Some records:
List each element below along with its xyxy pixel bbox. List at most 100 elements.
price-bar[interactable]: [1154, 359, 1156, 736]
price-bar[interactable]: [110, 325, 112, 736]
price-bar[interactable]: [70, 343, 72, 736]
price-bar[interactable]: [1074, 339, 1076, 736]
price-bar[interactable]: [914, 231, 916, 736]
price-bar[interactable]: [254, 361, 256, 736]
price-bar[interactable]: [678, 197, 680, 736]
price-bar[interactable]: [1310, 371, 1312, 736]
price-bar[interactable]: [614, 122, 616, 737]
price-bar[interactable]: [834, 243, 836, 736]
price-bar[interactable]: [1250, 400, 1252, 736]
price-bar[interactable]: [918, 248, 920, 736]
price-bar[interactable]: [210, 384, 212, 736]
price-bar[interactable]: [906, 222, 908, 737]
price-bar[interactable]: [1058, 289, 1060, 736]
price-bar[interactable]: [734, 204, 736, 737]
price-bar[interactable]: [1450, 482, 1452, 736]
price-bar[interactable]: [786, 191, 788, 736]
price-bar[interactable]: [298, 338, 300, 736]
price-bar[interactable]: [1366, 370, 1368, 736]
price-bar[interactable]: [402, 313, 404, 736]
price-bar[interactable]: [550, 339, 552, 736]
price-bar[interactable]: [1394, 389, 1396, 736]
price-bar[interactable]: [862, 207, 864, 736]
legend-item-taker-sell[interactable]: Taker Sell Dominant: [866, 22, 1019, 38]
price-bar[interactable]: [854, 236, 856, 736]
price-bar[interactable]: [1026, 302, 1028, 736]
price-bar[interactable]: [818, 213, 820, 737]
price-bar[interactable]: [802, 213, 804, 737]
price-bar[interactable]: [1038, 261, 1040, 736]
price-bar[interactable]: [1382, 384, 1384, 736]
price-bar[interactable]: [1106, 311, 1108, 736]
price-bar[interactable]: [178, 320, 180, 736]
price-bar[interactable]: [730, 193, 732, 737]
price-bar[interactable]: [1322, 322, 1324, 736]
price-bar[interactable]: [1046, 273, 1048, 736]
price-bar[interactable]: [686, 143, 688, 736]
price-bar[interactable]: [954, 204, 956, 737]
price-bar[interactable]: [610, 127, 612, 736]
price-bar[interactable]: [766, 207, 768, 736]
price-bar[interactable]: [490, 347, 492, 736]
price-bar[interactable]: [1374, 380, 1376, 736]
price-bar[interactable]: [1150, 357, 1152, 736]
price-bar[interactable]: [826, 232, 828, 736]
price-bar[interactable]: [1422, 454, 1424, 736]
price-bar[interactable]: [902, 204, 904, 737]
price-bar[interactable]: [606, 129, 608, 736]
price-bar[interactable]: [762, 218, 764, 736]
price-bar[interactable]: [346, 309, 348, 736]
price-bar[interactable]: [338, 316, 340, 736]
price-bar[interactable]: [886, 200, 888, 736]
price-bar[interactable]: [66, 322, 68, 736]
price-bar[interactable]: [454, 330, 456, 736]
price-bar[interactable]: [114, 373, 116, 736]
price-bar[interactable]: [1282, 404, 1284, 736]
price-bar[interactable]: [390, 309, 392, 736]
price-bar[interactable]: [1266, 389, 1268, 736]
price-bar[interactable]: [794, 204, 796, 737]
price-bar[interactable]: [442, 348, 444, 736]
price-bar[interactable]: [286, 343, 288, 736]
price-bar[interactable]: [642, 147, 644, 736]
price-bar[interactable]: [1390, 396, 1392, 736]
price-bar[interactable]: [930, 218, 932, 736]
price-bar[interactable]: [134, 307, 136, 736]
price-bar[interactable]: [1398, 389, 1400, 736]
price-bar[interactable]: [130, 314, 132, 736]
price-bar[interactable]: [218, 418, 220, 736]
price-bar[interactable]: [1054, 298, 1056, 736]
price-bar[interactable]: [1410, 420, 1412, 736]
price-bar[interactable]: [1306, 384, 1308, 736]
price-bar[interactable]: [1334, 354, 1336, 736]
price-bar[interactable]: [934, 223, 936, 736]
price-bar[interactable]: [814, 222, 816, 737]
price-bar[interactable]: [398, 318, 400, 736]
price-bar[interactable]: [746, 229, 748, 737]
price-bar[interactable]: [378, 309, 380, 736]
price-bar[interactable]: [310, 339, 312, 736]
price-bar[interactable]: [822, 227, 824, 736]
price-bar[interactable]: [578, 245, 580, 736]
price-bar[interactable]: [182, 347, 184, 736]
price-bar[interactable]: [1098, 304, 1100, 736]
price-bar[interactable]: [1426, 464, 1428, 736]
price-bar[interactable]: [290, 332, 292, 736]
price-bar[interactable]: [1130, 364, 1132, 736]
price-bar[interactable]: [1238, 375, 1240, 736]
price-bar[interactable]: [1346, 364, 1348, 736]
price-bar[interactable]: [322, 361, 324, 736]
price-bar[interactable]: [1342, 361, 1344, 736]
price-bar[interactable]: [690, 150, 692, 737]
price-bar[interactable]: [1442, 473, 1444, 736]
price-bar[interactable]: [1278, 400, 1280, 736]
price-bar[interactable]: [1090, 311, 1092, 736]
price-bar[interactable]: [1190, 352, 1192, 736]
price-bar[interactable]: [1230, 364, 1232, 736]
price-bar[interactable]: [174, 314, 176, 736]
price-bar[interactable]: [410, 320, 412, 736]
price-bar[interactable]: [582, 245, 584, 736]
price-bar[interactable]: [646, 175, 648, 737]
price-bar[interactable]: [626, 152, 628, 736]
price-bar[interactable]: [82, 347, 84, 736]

(What you need to do) Can you turn every line in the records above into a numbered list, leaving out any blank lines?

(Solution for this task)
1. List each element below along with its xyxy pixel bbox. List at most 100 elements.
2. price-bar[interactable]: [1154, 359, 1156, 736]
3. price-bar[interactable]: [110, 325, 112, 736]
4. price-bar[interactable]: [70, 343, 72, 736]
5. price-bar[interactable]: [1074, 339, 1076, 736]
6. price-bar[interactable]: [914, 231, 916, 736]
7. price-bar[interactable]: [254, 361, 256, 736]
8. price-bar[interactable]: [678, 197, 680, 736]
9. price-bar[interactable]: [1310, 371, 1312, 736]
10. price-bar[interactable]: [614, 122, 616, 737]
11. price-bar[interactable]: [834, 243, 836, 736]
12. price-bar[interactable]: [1250, 400, 1252, 736]
13. price-bar[interactable]: [918, 248, 920, 736]
14. price-bar[interactable]: [210, 384, 212, 736]
15. price-bar[interactable]: [906, 222, 908, 737]
16. price-bar[interactable]: [1058, 289, 1060, 736]
17. price-bar[interactable]: [734, 204, 736, 737]
18. price-bar[interactable]: [1450, 482, 1452, 736]
19. price-bar[interactable]: [786, 191, 788, 736]
20. price-bar[interactable]: [298, 338, 300, 736]
21. price-bar[interactable]: [1366, 370, 1368, 736]
22. price-bar[interactable]: [402, 313, 404, 736]
23. price-bar[interactable]: [550, 339, 552, 736]
24. price-bar[interactable]: [1394, 389, 1396, 736]
25. price-bar[interactable]: [862, 207, 864, 736]
26. legend-item-taker-sell[interactable]: Taker Sell Dominant: [866, 22, 1019, 38]
27. price-bar[interactable]: [854, 236, 856, 736]
28. price-bar[interactable]: [1026, 302, 1028, 736]
29. price-bar[interactable]: [818, 213, 820, 737]
30. price-bar[interactable]: [802, 213, 804, 737]
31. price-bar[interactable]: [1038, 261, 1040, 736]
32. price-bar[interactable]: [1382, 384, 1384, 736]
33. price-bar[interactable]: [1106, 311, 1108, 736]
34. price-bar[interactable]: [178, 320, 180, 736]
35. price-bar[interactable]: [730, 193, 732, 737]
36. price-bar[interactable]: [1322, 322, 1324, 736]
37. price-bar[interactable]: [1046, 273, 1048, 736]
38. price-bar[interactable]: [686, 143, 688, 736]
39. price-bar[interactable]: [954, 204, 956, 737]
40. price-bar[interactable]: [610, 127, 612, 736]
41. price-bar[interactable]: [766, 207, 768, 736]
42. price-bar[interactable]: [490, 347, 492, 736]
43. price-bar[interactable]: [1374, 380, 1376, 736]
44. price-bar[interactable]: [1150, 357, 1152, 736]
45. price-bar[interactable]: [826, 232, 828, 736]
46. price-bar[interactable]: [1422, 454, 1424, 736]
47. price-bar[interactable]: [902, 204, 904, 737]
48. price-bar[interactable]: [606, 129, 608, 736]
49. price-bar[interactable]: [762, 218, 764, 736]
50. price-bar[interactable]: [346, 309, 348, 736]
51. price-bar[interactable]: [338, 316, 340, 736]
52. price-bar[interactable]: [886, 200, 888, 736]
53. price-bar[interactable]: [66, 322, 68, 736]
54. price-bar[interactable]: [454, 330, 456, 736]
55. price-bar[interactable]: [114, 373, 116, 736]
56. price-bar[interactable]: [1282, 404, 1284, 736]
57. price-bar[interactable]: [390, 309, 392, 736]
58. price-bar[interactable]: [1266, 389, 1268, 736]
59. price-bar[interactable]: [794, 204, 796, 737]
60. price-bar[interactable]: [442, 348, 444, 736]
61. price-bar[interactable]: [286, 343, 288, 736]
62. price-bar[interactable]: [642, 147, 644, 736]
63. price-bar[interactable]: [1390, 396, 1392, 736]
64. price-bar[interactable]: [930, 218, 932, 736]
65. price-bar[interactable]: [134, 307, 136, 736]
66. price-bar[interactable]: [1398, 389, 1400, 736]
67. price-bar[interactable]: [130, 314, 132, 736]
68. price-bar[interactable]: [218, 418, 220, 736]
69. price-bar[interactable]: [1054, 298, 1056, 736]
70. price-bar[interactable]: [1410, 420, 1412, 736]
71. price-bar[interactable]: [1306, 384, 1308, 736]
72. price-bar[interactable]: [1334, 354, 1336, 736]
73. price-bar[interactable]: [934, 223, 936, 736]
74. price-bar[interactable]: [814, 222, 816, 737]
75. price-bar[interactable]: [398, 318, 400, 736]
76. price-bar[interactable]: [746, 229, 748, 737]
77. price-bar[interactable]: [378, 309, 380, 736]
78. price-bar[interactable]: [310, 339, 312, 736]
79. price-bar[interactable]: [822, 227, 824, 736]
80. price-bar[interactable]: [578, 245, 580, 736]
81. price-bar[interactable]: [182, 347, 184, 736]
82. price-bar[interactable]: [1098, 304, 1100, 736]
83. price-bar[interactable]: [1426, 464, 1428, 736]
84. price-bar[interactable]: [290, 332, 292, 736]
85. price-bar[interactable]: [1130, 364, 1132, 736]
86. price-bar[interactable]: [1238, 375, 1240, 736]
87. price-bar[interactable]: [1346, 364, 1348, 736]
88. price-bar[interactable]: [322, 361, 324, 736]
89. price-bar[interactable]: [1342, 361, 1344, 736]
90. price-bar[interactable]: [690, 150, 692, 737]
91. price-bar[interactable]: [1442, 473, 1444, 736]
92. price-bar[interactable]: [1278, 400, 1280, 736]
93. price-bar[interactable]: [1090, 311, 1092, 736]
94. price-bar[interactable]: [1190, 352, 1192, 736]
95. price-bar[interactable]: [1230, 364, 1232, 736]
96. price-bar[interactable]: [174, 314, 176, 736]
97. price-bar[interactable]: [410, 320, 412, 736]
98. price-bar[interactable]: [582, 245, 584, 736]
99. price-bar[interactable]: [646, 175, 648, 737]
100. price-bar[interactable]: [626, 152, 628, 736]
101. price-bar[interactable]: [82, 347, 84, 736]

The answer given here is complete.